**Work instructions**
Please list all lines of the material below in which the string "ggupta" occurs.

★ ★ ★ ★

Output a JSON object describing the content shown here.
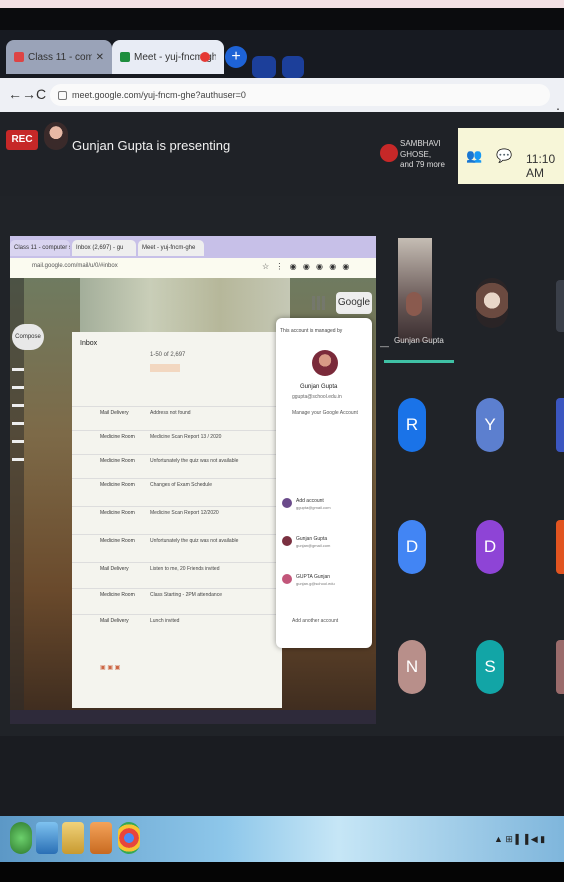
{
  "browser": {
    "tabs": [
      {
        "label": "Class 11 - computer sc..."
      },
      {
        "label": "Meet - yuj-fncm-ghe"
      }
    ],
    "new_tab": "+",
    "url": "meet.google.com/yuj-fncm-ghe?authuser=0",
    "nav": {
      "back": "←",
      "forward": "→",
      "reload": "C"
    },
    "menu": "⋮"
  },
  "meet": {
    "rec_label": "REC",
    "presenter_text": "Gunjan Gupta is presenting",
    "viewers_names": "SAMBHAVI GHOSE,",
    "viewers_more": "and 79 more",
    "people_icon": "👥",
    "chat_icon": "💬",
    "clock": "11:10 AM"
  },
  "shared_screen": {
    "tabs": [
      "Class 11 - computer sc",
      "Inbox (2,697) - gu",
      "Meet - yuj-fncm-ghe"
    ],
    "url": "mail.google.com/mail/u/0/#inbox",
    "toolbar_icons": "☆ ⋮ ◉ ◉ ◉ ◉ ◉",
    "google_button": "Google",
    "compose": "Compose",
    "email_header": "Inbox",
    "email_sub": "1-50 of 2,697",
    "emails": [
      {
        "sender": "Mail Delivery",
        "snippet": "Address not found"
      },
      {
        "sender": "Medicine Room",
        "snippet": "Medicine Scan Report 13 / 2020"
      },
      {
        "sender": "Medicine Room",
        "snippet": "Unfortunately the quiz was not available"
      },
      {
        "sender": "Medicine Room",
        "snippet": "Changes of Exam Schedule"
      },
      {
        "sender": "Medicine Room",
        "snippet": "Medicine Scan Report 12/2020"
      },
      {
        "sender": "Medicine Room",
        "snippet": "Unfortunately the quiz was not available"
      },
      {
        "sender": "Mail Delivery",
        "snippet": "Listen to me, 20 Friends invited"
      },
      {
        "sender": "Medicine Room",
        "snippet": "Class Starting - 2PM attendance"
      },
      {
        "sender": "Mail Delivery",
        "snippet": "Lunch invited"
      }
    ],
    "account_popup": {
      "top_line": "This account is managed by",
      "name": "Gunjan Gupta",
      "email": "ggupta@school.edu.in",
      "manage": "Manage your Google Account",
      "accounts": [
        {
          "name": "Add account",
          "mail": "ggupta@gmail.com",
          "color": "#6a4a8a"
        },
        {
          "name": "Gunjan Gupta",
          "mail": "gunjan@gmail.com",
          "color": "#7a3040"
        },
        {
          "name": "GUPTA Gunjan",
          "mail": "gunjan.g@school.edu",
          "color": "#c2567a"
        }
      ],
      "add_account": "Add another account"
    },
    "bottom_icons": "▣ ▣ ▣"
  },
  "participants": {
    "main_label": "Gunjan Gupta",
    "dash": "—",
    "avatars": [
      {
        "letter": "R",
        "color": "#1a73e8"
      },
      {
        "letter": "Y",
        "color": "#5c7fcf"
      },
      {
        "letter": "D",
        "color": "#4285f4"
      },
      {
        "letter": "D",
        "color": "#8e44d6"
      },
      {
        "letter": "N",
        "color": "#b88f8a"
      },
      {
        "letter": "S",
        "color": "#12a5a6"
      }
    ]
  },
  "taskbar": {
    "tray": "▲ ⊞ ▌▐ ◀ ▮"
  }
}
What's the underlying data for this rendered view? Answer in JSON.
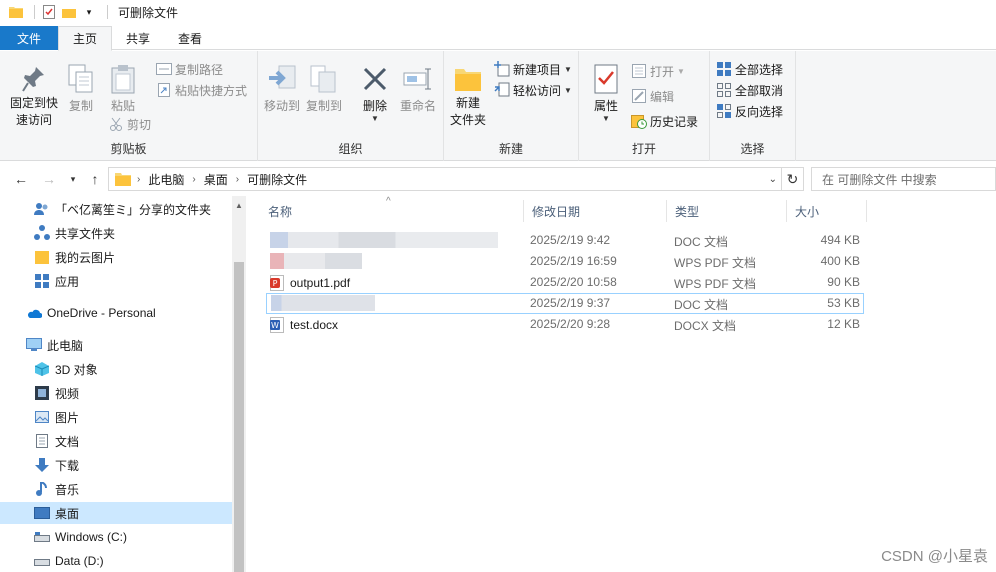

★ ★ ★ ★

**Task response**
      "email": "ggupta@school.edu.in",
          "mail": "ggupta@gmail.com",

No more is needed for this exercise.